• **Material to process**
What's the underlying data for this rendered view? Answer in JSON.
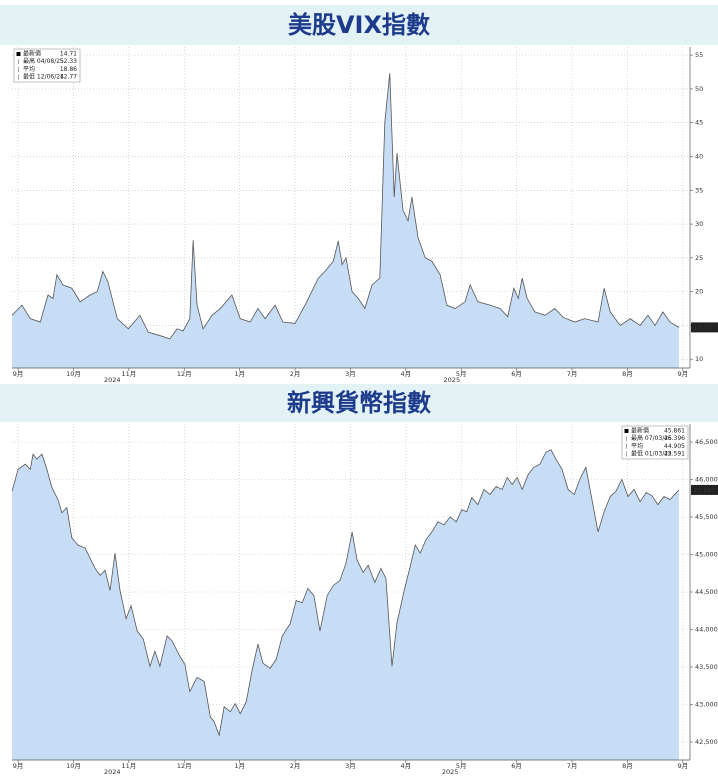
{
  "chart_data": [
    {
      "type": "area",
      "title": "美股VIX指數",
      "color": "#c7ddf6",
      "line_color": "#555555",
      "grid": true,
      "legend": "upper left",
      "legend_items": [
        {
          "label": "最新價",
          "value": "14.71"
        },
        {
          "label": "最高 04/08/25",
          "value": "52.33"
        },
        {
          "label": "平均",
          "value": "18.86"
        },
        {
          "label": "最低 12/06/24",
          "value": "12.77"
        }
      ],
      "last_label": "14.71",
      "xlim": [
        -0.11,
        12.13
      ],
      "ylim": [
        8.7,
        56.2
      ],
      "xticks": [
        {
          "value": 0,
          "label": "9月"
        },
        {
          "value": 1,
          "label": "10月"
        },
        {
          "value": 2,
          "label": "11月"
        },
        {
          "value": 3,
          "label": "12月"
        },
        {
          "value": 4,
          "label": "1月"
        },
        {
          "value": 5,
          "label": "2月"
        },
        {
          "value": 6,
          "label": "3月"
        },
        {
          "value": 7,
          "label": "4月"
        },
        {
          "value": 8,
          "label": "5月"
        },
        {
          "value": 9,
          "label": "6月"
        },
        {
          "value": 10,
          "label": "7月"
        },
        {
          "value": 11,
          "label": "8月"
        },
        {
          "value": 12,
          "label": "9月"
        }
      ],
      "year_labels": [
        {
          "value": 1.7,
          "label": "2024"
        },
        {
          "value": 7.83,
          "label": "2025"
        }
      ],
      "yticks": [
        10,
        15,
        20,
        25,
        30,
        35,
        40,
        45,
        50,
        55
      ],
      "x": [
        -0.11,
        0.07,
        0.22,
        0.4,
        0.54,
        0.63,
        0.7,
        0.81,
        0.97,
        1.12,
        1.3,
        1.43,
        1.53,
        1.62,
        1.79,
        1.99,
        2.2,
        2.35,
        2.56,
        2.74,
        2.87,
        2.98,
        3.1,
        3.16,
        3.23,
        3.34,
        3.5,
        3.65,
        3.86,
        4.01,
        4.19,
        4.33,
        4.46,
        4.64,
        4.78,
        5.0,
        5.18,
        5.42,
        5.54,
        5.69,
        5.78,
        5.85,
        5.92,
        6.03,
        6.14,
        6.26,
        6.39,
        6.53,
        6.62,
        6.71,
        6.79,
        6.84,
        6.95,
        7.04,
        7.11,
        7.22,
        7.35,
        7.47,
        7.62,
        7.74,
        7.89,
        8.07,
        8.16,
        8.3,
        8.52,
        8.7,
        8.84,
        8.95,
        9.03,
        9.1,
        9.19,
        9.33,
        9.51,
        9.69,
        9.84,
        10.05,
        10.23,
        10.47,
        10.58,
        10.69,
        10.87,
        11.05,
        11.23,
        11.37,
        11.5,
        11.64,
        11.77,
        11.93
      ],
      "values": [
        16.5,
        18,
        16,
        15.5,
        19.5,
        19,
        22.5,
        21,
        20.5,
        18.5,
        19.5,
        20,
        23,
        21.5,
        16,
        14.5,
        16.5,
        14,
        13.5,
        13,
        14.5,
        14.2,
        16,
        27.6,
        18,
        14.5,
        16.5,
        17.5,
        19.5,
        16,
        15.5,
        17.5,
        16,
        18,
        15.5,
        15.3,
        18,
        22,
        23,
        24.5,
        27.5,
        24,
        25,
        20,
        19,
        17.5,
        21,
        22,
        45,
        52.33,
        34,
        40.5,
        32,
        30.5,
        34,
        28,
        25,
        24.5,
        22.5,
        18,
        17.5,
        18.5,
        21,
        18.5,
        18,
        17.5,
        16.3,
        20.5,
        19,
        22,
        19,
        17,
        16.5,
        17.5,
        16.2,
        15.5,
        16,
        15.5,
        20.5,
        17,
        15,
        16,
        15,
        16.5,
        15,
        17,
        15.5,
        14.71
      ]
    },
    {
      "type": "area",
      "title": "新興貨幣指數",
      "color": "#c7ddf6",
      "line_color": "#555555",
      "grid": true,
      "legend": "upper right",
      "legend_items": [
        {
          "label": "最新價",
          "value": "45.861"
        },
        {
          "label": "最高 07/03/25",
          "value": "46.396"
        },
        {
          "label": "平均",
          "value": "44.905"
        },
        {
          "label": "最低 01/03/25",
          "value": "42.591"
        }
      ],
      "last_label": "45.861",
      "xlim": [
        -0.11,
        12.13
      ],
      "ylim": [
        42260,
        46740
      ],
      "xticks": [
        {
          "value": 0,
          "label": "9月"
        },
        {
          "value": 1,
          "label": "10月"
        },
        {
          "value": 2,
          "label": "11月"
        },
        {
          "value": 3,
          "label": "12月"
        },
        {
          "value": 4,
          "label": "1月"
        },
        {
          "value": 5,
          "label": "2月"
        },
        {
          "value": 6,
          "label": "3月"
        },
        {
          "value": 7,
          "label": "4月"
        },
        {
          "value": 8,
          "label": "5月"
        },
        {
          "value": 9,
          "label": "6月"
        },
        {
          "value": 10,
          "label": "7月"
        },
        {
          "value": 11,
          "label": "8月"
        },
        {
          "value": 12,
          "label": "9月"
        }
      ],
      "year_labels": [
        {
          "value": 1.7,
          "label": "2024"
        },
        {
          "value": 7.8,
          "label": "2025"
        }
      ],
      "yticks": [
        {
          "value": 42500,
          "label": "42,500"
        },
        {
          "value": 43000,
          "label": "43,000"
        },
        {
          "value": 43500,
          "label": "43,500"
        },
        {
          "value": 44000,
          "label": "44,000"
        },
        {
          "value": 44500,
          "label": "44,500"
        },
        {
          "value": 45000,
          "label": "45,000"
        },
        {
          "value": 45500,
          "label": "45,500"
        },
        {
          "value": 46000,
          "label": "46,000"
        },
        {
          "value": 46500,
          "label": "46,500"
        }
      ],
      "x": [
        -0.11,
        0.0,
        0.13,
        0.22,
        0.27,
        0.34,
        0.43,
        0.52,
        0.61,
        0.72,
        0.79,
        0.88,
        0.97,
        1.08,
        1.21,
        1.39,
        1.48,
        1.57,
        1.66,
        1.75,
        1.84,
        1.95,
        2.04,
        2.15,
        2.26,
        2.38,
        2.47,
        2.56,
        2.69,
        2.78,
        2.92,
        3.01,
        3.1,
        3.23,
        3.36,
        3.47,
        3.54,
        3.63,
        3.72,
        3.83,
        3.92,
        4.01,
        4.12,
        4.22,
        4.33,
        4.42,
        4.55,
        4.66,
        4.77,
        4.91,
        5.02,
        5.13,
        5.23,
        5.34,
        5.45,
        5.58,
        5.69,
        5.81,
        5.92,
        6.03,
        6.12,
        6.23,
        6.32,
        6.44,
        6.55,
        6.64,
        6.75,
        6.84,
        6.97,
        7.08,
        7.17,
        7.26,
        7.36,
        7.47,
        7.58,
        7.69,
        7.8,
        7.91,
        8.01,
        8.1,
        8.19,
        8.3,
        8.41,
        8.52,
        8.63,
        8.74,
        8.83,
        8.92,
        9.01,
        9.1,
        9.21,
        9.31,
        9.42,
        9.53,
        9.62,
        9.71,
        9.82,
        9.93,
        10.04,
        10.14,
        10.25,
        10.36,
        10.47,
        10.58,
        10.69,
        10.79,
        10.9,
        11.01,
        11.12,
        11.23,
        11.34,
        11.44,
        11.55,
        11.66,
        11.77,
        11.93
      ],
      "values": [
        45840,
        46136,
        46204,
        46136,
        46338,
        46271,
        46338,
        46136,
        45894,
        45732,
        45557,
        45625,
        45220,
        45126,
        45086,
        44816,
        44722,
        44789,
        44520,
        45018,
        44520,
        44143,
        44318,
        43981,
        43873,
        43510,
        43712,
        43510,
        43914,
        43847,
        43645,
        43537,
        43173,
        43361,
        43308,
        42836,
        42769,
        42591,
        42971,
        42904,
        43012,
        42877,
        43039,
        43442,
        43806,
        43550,
        43483,
        43604,
        43914,
        44076,
        44385,
        44358,
        44547,
        44452,
        43981,
        44452,
        44587,
        44655,
        44884,
        45301,
        44924,
        44762,
        44857,
        44628,
        44816,
        44682,
        43510,
        44089,
        44520,
        44843,
        45126,
        45018,
        45193,
        45301,
        45436,
        45395,
        45503,
        45436,
        45598,
        45571,
        45759,
        45665,
        45867,
        45800,
        45907,
        45867,
        46028,
        45934,
        46028,
        45867,
        46069,
        46163,
        46204,
        46365,
        46396,
        46271,
        46136,
        45867,
        45800,
        46002,
        46163,
        45732,
        45301,
        45571,
        45773,
        45840,
        46002,
        45773,
        45867,
        45706,
        45827,
        45786,
        45665,
        45773,
        45732,
        45861
      ]
    }
  ]
}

• **Work instructions**
Copy, from the material, each line that holds the string "upper".

• **Task answer**
      "legend": "upper left",
      "legend": "upper right",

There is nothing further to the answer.